[Figure content listings]
○ ○ ○
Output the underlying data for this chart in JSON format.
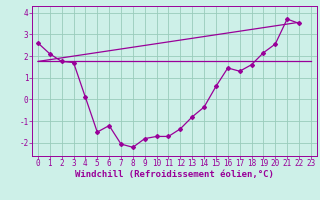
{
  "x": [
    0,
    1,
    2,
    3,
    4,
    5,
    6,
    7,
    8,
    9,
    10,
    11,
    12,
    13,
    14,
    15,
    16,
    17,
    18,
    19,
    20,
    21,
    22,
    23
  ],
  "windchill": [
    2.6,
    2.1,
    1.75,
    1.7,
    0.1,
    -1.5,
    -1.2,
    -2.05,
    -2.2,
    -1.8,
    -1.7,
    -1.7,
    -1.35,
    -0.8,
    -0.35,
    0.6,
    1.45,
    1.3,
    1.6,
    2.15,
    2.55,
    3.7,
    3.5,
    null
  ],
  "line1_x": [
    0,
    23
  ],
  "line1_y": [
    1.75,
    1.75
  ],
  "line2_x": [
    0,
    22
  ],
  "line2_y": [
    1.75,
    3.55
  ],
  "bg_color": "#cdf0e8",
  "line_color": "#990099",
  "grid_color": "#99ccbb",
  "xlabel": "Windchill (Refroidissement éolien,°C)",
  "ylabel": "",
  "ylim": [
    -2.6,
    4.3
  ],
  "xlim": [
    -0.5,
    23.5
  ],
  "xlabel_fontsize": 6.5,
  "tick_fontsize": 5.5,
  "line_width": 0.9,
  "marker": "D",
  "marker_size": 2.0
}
○ ○ ○
- _Brief_:
Copy all the lines of data exactly as they appear, dropping any images.

- _Response_:
Output the underlying data for this chart in JSON format.
{
  "x": [
    0,
    1,
    2,
    3,
    4,
    5,
    6,
    7,
    8,
    9,
    10,
    11,
    12,
    13,
    14,
    15,
    16,
    17,
    18,
    19,
    20,
    21,
    22,
    23
  ],
  "windchill": [
    2.6,
    2.1,
    1.75,
    1.7,
    0.1,
    -1.5,
    -1.2,
    -2.05,
    -2.2,
    -1.8,
    -1.7,
    -1.7,
    -1.35,
    -0.8,
    -0.35,
    0.6,
    1.45,
    1.3,
    1.6,
    2.15,
    2.55,
    3.7,
    3.5,
    null
  ],
  "line1_x": [
    0,
    23
  ],
  "line1_y": [
    1.75,
    1.75
  ],
  "line2_x": [
    0,
    22
  ],
  "line2_y": [
    1.75,
    3.55
  ],
  "bg_color": "#cdf0e8",
  "line_color": "#990099",
  "grid_color": "#99ccbb",
  "xlabel": "Windchill (Refroidissement éolien,°C)",
  "ylabel": "",
  "ylim": [
    -2.6,
    4.3
  ],
  "xlim": [
    -0.5,
    23.5
  ],
  "xlabel_fontsize": 6.5,
  "tick_fontsize": 5.5,
  "line_width": 0.9,
  "marker": "D",
  "marker_size": 2.0
}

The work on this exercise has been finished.